§ What you need to do: Leave out the pictures and copy everything else in the entries exactly.

§ Data in this exercise:
---
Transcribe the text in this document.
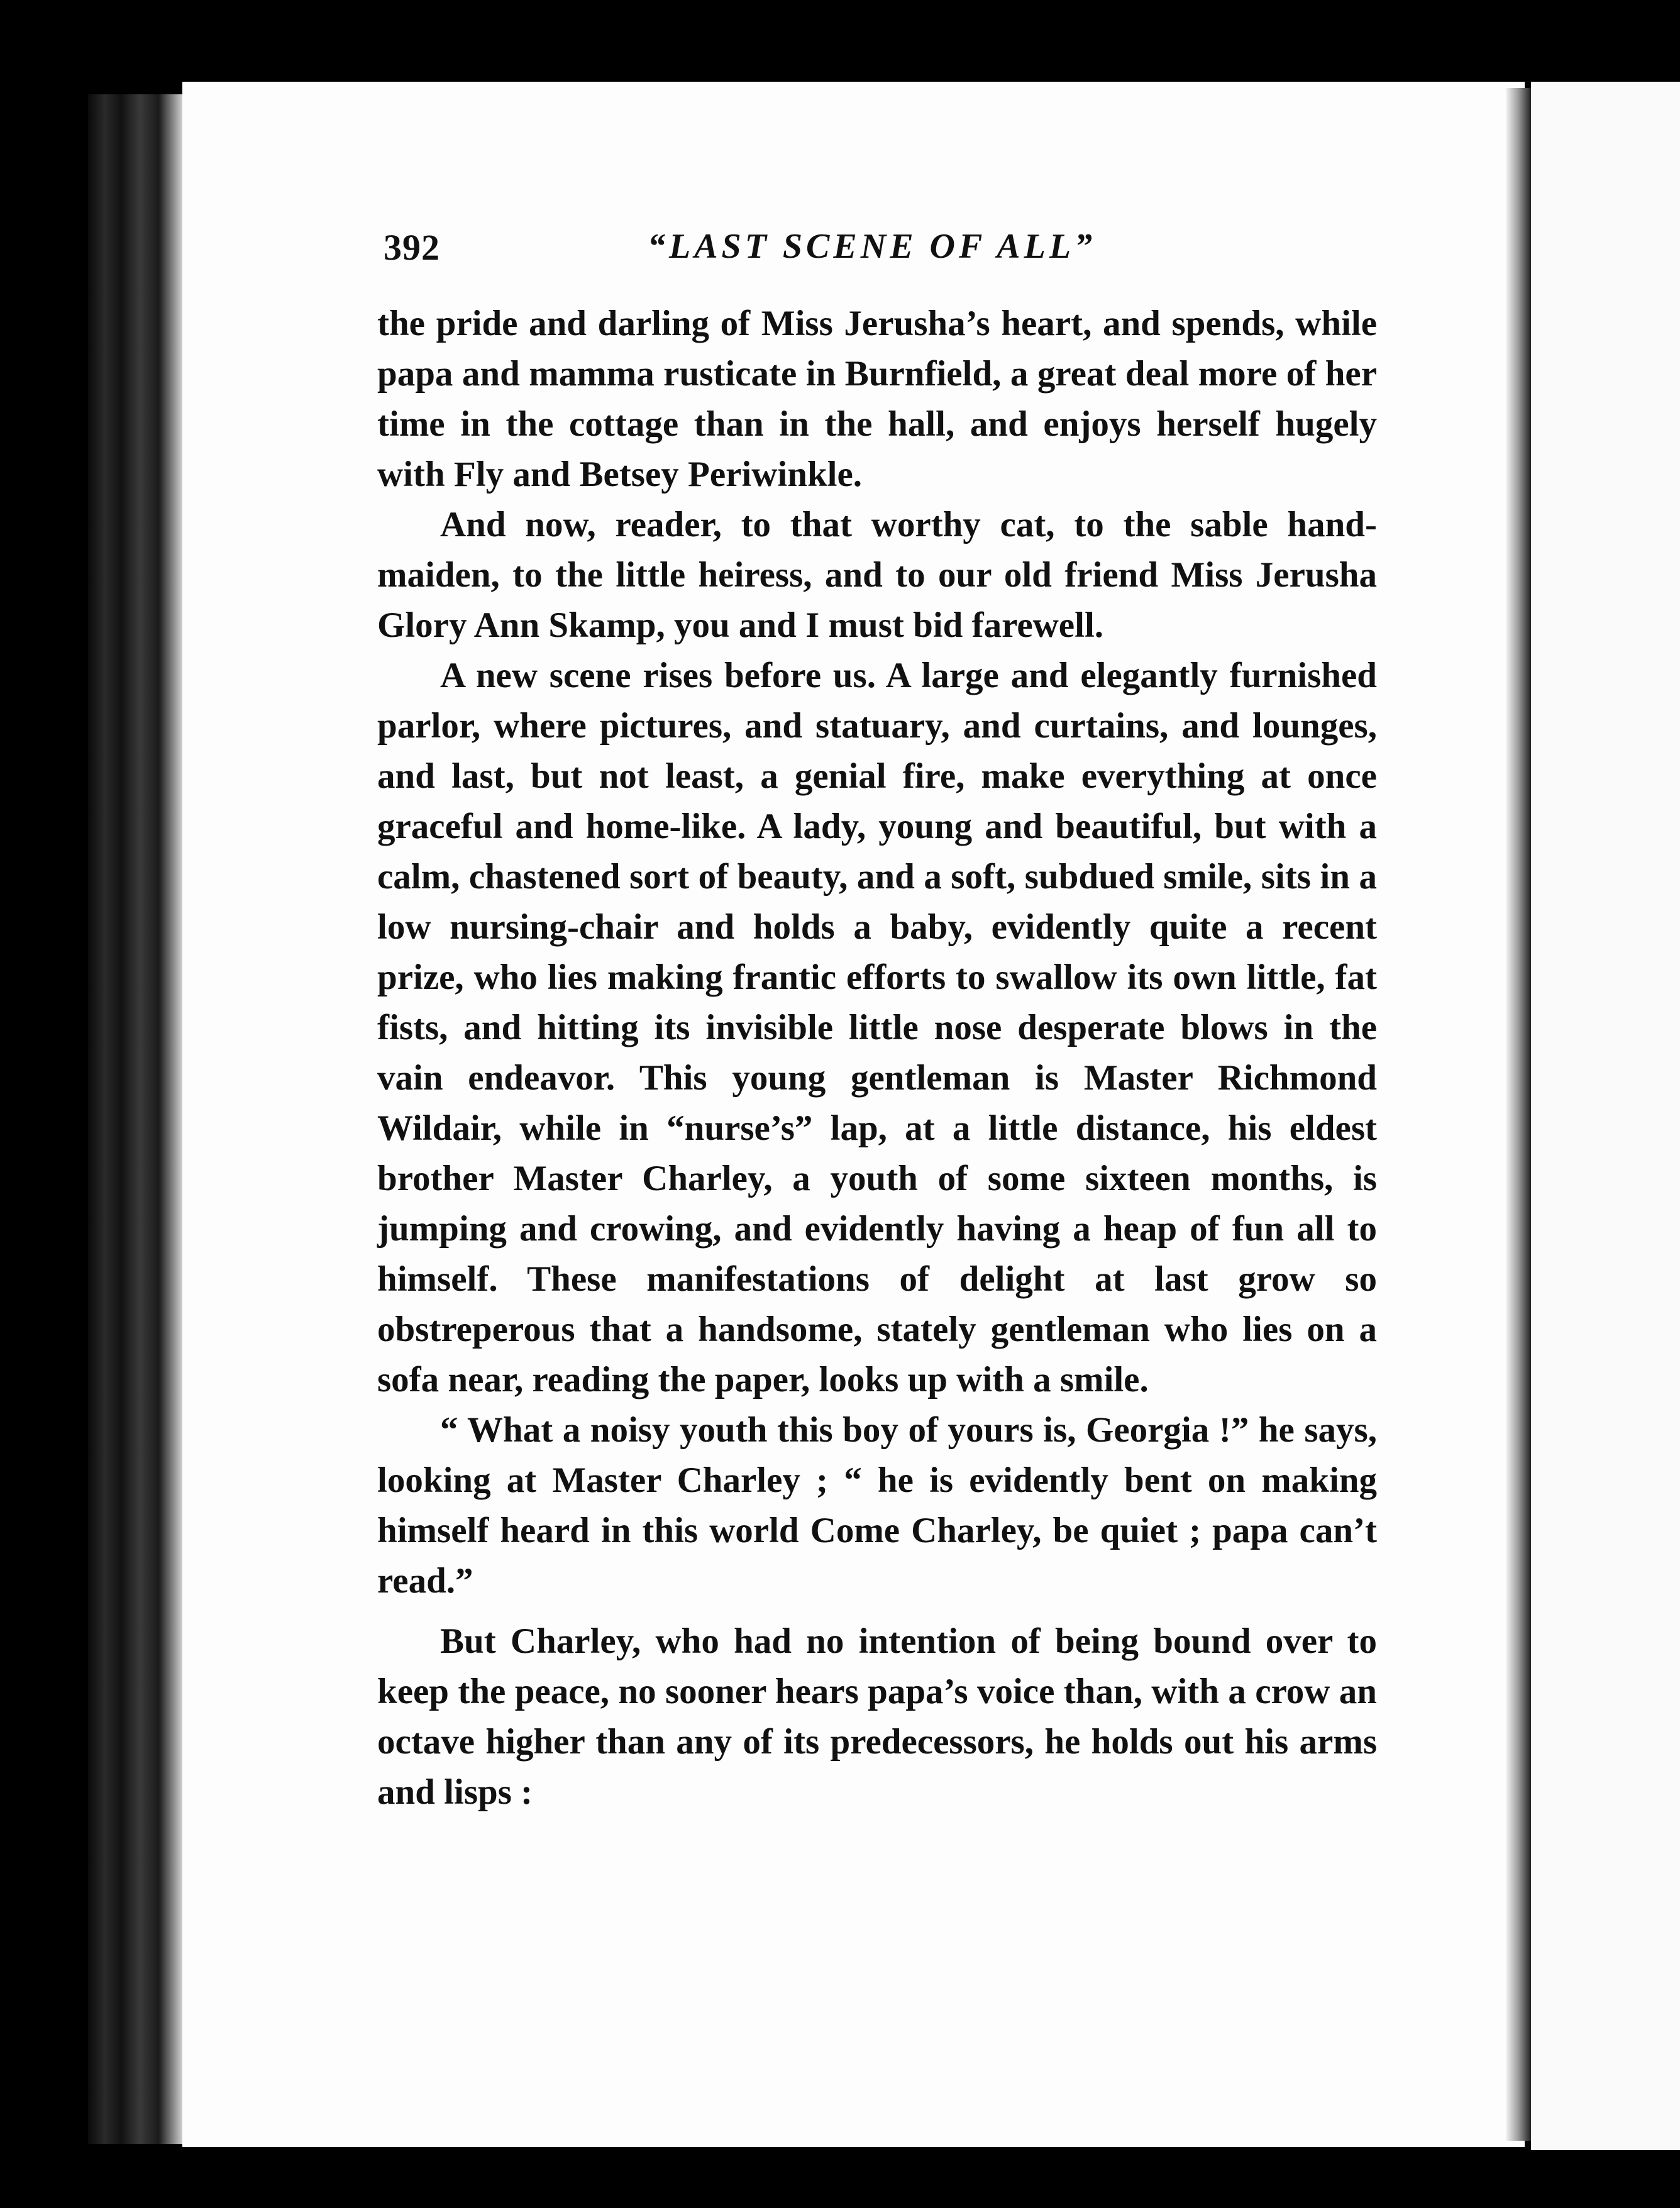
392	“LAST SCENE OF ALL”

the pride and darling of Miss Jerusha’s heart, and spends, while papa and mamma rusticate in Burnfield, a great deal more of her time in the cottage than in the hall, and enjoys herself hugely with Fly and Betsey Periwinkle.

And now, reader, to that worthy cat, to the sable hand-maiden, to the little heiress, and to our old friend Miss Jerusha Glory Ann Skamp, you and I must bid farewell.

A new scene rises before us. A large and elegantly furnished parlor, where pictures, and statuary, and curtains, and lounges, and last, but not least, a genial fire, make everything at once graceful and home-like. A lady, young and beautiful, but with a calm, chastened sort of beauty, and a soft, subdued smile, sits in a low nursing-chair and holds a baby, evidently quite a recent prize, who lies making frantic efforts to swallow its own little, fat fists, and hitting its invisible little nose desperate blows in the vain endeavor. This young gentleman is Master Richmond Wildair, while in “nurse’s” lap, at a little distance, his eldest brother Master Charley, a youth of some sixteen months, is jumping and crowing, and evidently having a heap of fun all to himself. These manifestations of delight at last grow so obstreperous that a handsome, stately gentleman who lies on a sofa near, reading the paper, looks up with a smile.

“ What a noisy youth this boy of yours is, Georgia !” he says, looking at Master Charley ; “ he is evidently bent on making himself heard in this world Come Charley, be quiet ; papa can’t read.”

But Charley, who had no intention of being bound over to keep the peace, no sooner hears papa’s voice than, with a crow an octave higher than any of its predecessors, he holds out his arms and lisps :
---
§ Response to the exercise:
Transcribe the text in this document.
392	“LAST SCENE OF ALL”

the pride and darling of Miss Jerusha’s heart, and spends, while papa and mamma rusticate in Burnfield, a great deal more of her time in the cottage than in the hall, and enjoys herself hugely with Fly and Betsey Periwinkle.

And now, reader, to that worthy cat, to the sable hand-maiden, to the little heiress, and to our old friend Miss Jerusha Glory Ann Skamp, you and I must bid farewell.

A new scene rises before us. A large and elegantly furnished parlor, where pictures, and statuary, and curtains, and lounges, and last, but not least, a genial fire, make everything at once graceful and home-like. A lady, young and beautiful, but with a calm, chastened sort of beauty, and a soft, subdued smile, sits in a low nursing-chair and holds a baby, evidently quite a recent prize, who lies making frantic efforts to swallow its own little, fat fists, and hitting its invisible little nose desperate blows in the vain endeavor. This young gentleman is Master Richmond Wildair, while in “nurse’s” lap, at a little distance, his eldest brother Master Charley, a youth of some sixteen months, is jumping and crowing, and evidently having a heap of fun all to himself. These manifestations of delight at last grow so obstreperous that a handsome, stately gentleman who lies on a sofa near, reading the paper, looks up with a smile.

“ What a noisy youth this boy of yours is, Georgia !” he says, looking at Master Charley ; “ he is evidently bent on making himself heard in this world Come Charley, be quiet ; papa can’t read.”

But Charley, who had no intention of being bound over to keep the peace, no sooner hears papa’s voice than, with a crow an octave higher than any of its predecessors, he holds out his arms and lisps :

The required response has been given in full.